Your goal
Restate the listing below word for word, omitting any images.

Collected data entries
┌──

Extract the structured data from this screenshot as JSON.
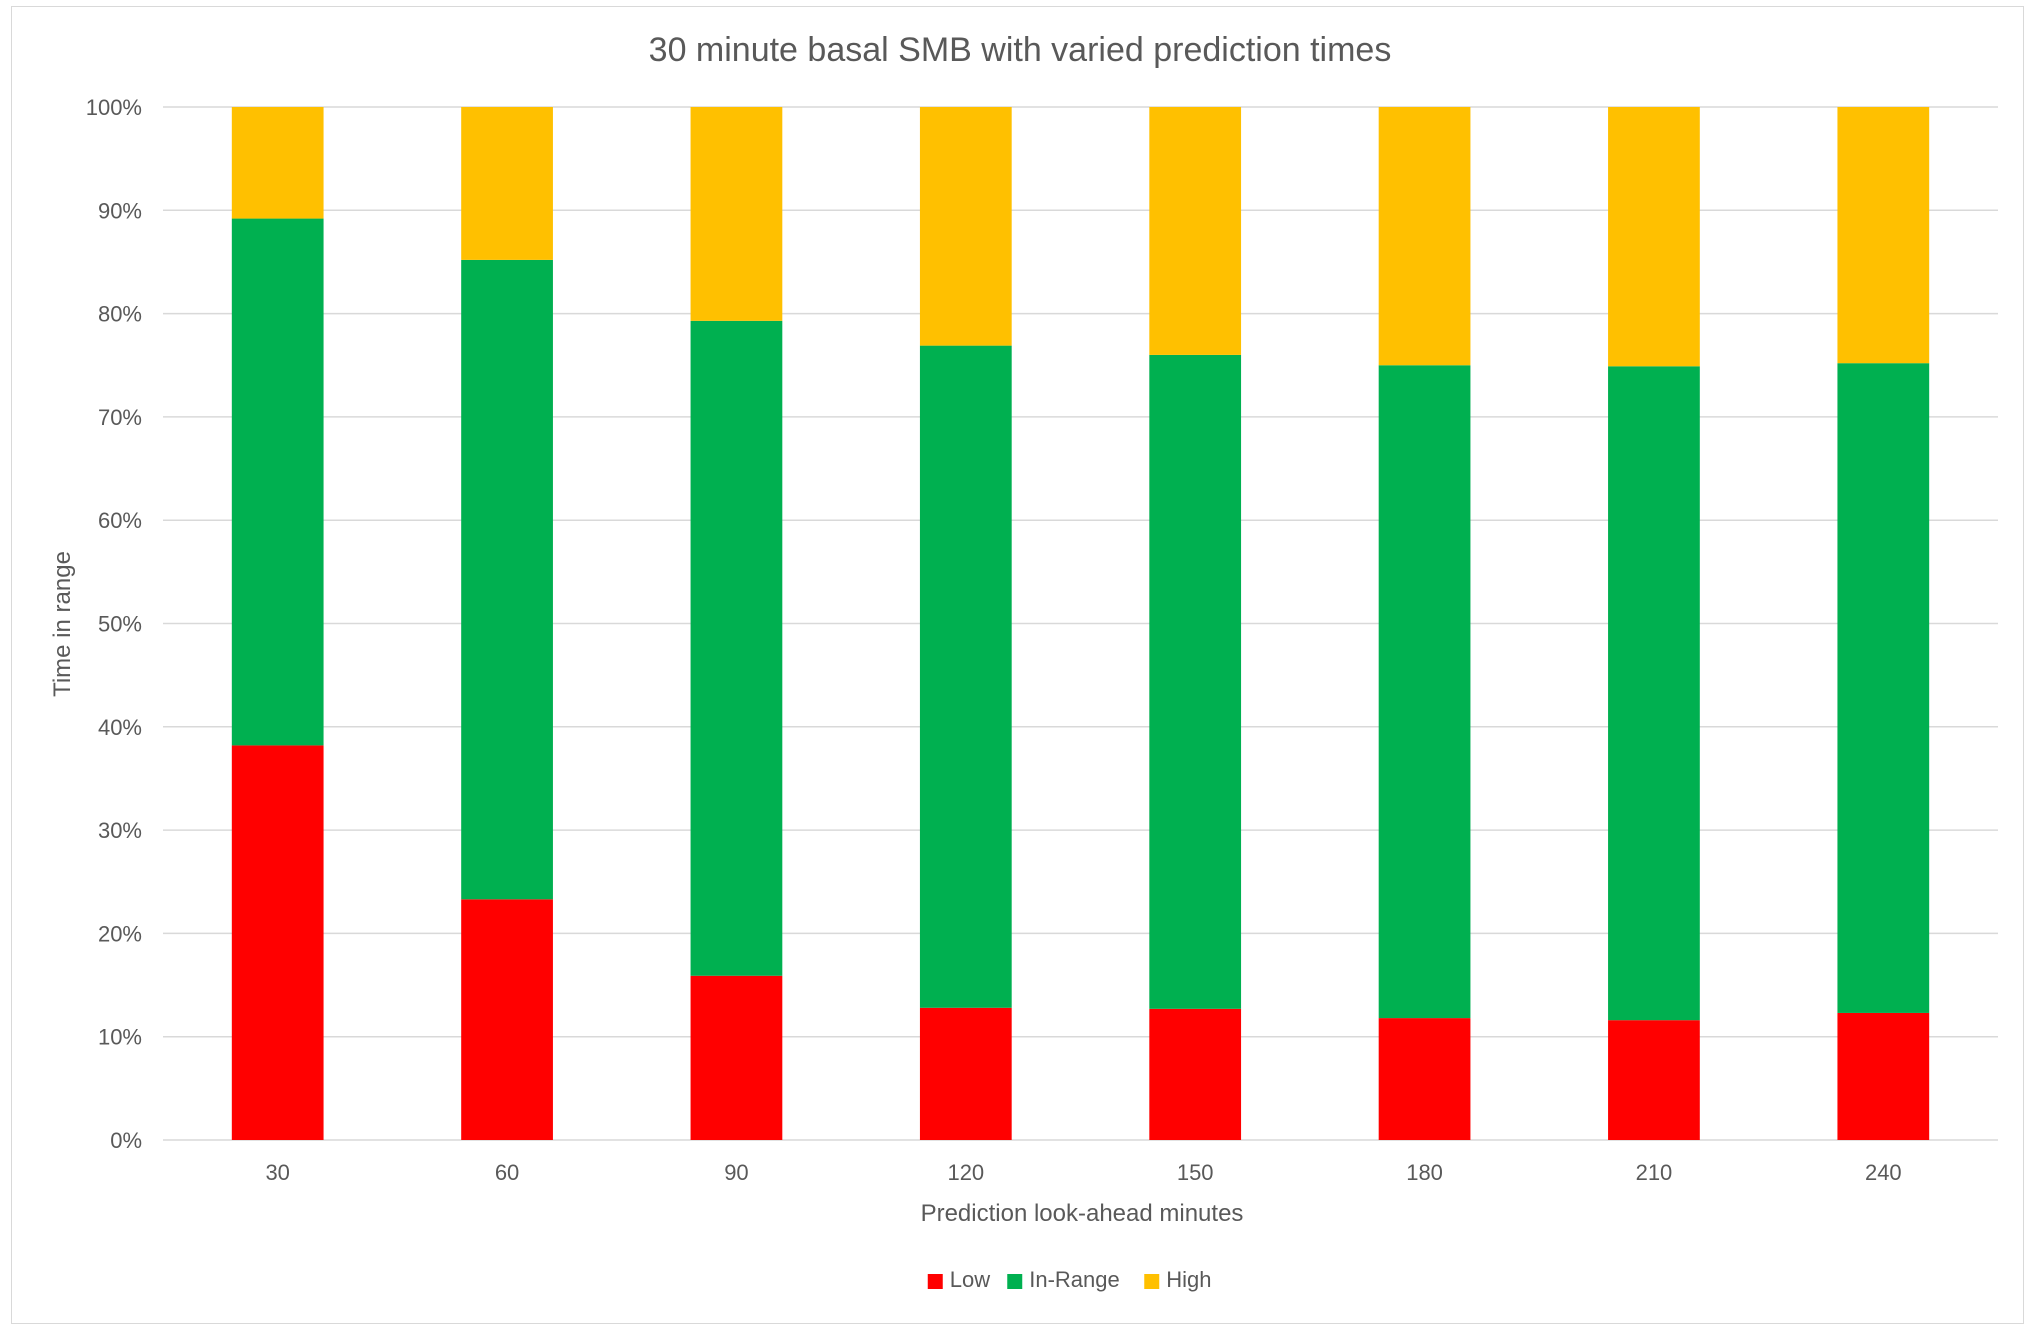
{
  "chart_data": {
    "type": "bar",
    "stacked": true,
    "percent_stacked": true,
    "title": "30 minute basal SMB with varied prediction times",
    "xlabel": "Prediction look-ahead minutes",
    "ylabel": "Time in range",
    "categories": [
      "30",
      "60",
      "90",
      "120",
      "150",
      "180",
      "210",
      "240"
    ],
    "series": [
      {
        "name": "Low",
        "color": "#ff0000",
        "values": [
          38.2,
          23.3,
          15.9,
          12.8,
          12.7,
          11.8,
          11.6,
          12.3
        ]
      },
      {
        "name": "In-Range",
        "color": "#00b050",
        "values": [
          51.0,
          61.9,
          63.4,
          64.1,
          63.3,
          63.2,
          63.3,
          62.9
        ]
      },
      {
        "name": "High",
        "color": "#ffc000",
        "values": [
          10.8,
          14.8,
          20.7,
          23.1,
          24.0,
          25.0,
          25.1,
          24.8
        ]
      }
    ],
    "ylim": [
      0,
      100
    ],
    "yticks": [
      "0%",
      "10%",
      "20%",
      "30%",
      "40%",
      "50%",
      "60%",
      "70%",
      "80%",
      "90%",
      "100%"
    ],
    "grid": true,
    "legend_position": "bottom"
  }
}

└──

Written reply
Extract the structured data from this screenshot as JSON.
{
  "chart_data": {
    "type": "bar",
    "stacked": true,
    "percent_stacked": true,
    "title": "30 minute basal SMB with varied prediction times",
    "xlabel": "Prediction look-ahead minutes",
    "ylabel": "Time in range",
    "categories": [
      "30",
      "60",
      "90",
      "120",
      "150",
      "180",
      "210",
      "240"
    ],
    "series": [
      {
        "name": "Low",
        "color": "#ff0000",
        "values": [
          38.2,
          23.3,
          15.9,
          12.8,
          12.7,
          11.8,
          11.6,
          12.3
        ]
      },
      {
        "name": "In-Range",
        "color": "#00b050",
        "values": [
          51.0,
          61.9,
          63.4,
          64.1,
          63.3,
          63.2,
          63.3,
          62.9
        ]
      },
      {
        "name": "High",
        "color": "#ffc000",
        "values": [
          10.8,
          14.8,
          20.7,
          23.1,
          24.0,
          25.0,
          25.1,
          24.8
        ]
      }
    ],
    "ylim": [
      0,
      100
    ],
    "yticks": [
      "0%",
      "10%",
      "20%",
      "30%",
      "40%",
      "50%",
      "60%",
      "70%",
      "80%",
      "90%",
      "100%"
    ],
    "grid": true,
    "legend_position": "bottom"
  }
}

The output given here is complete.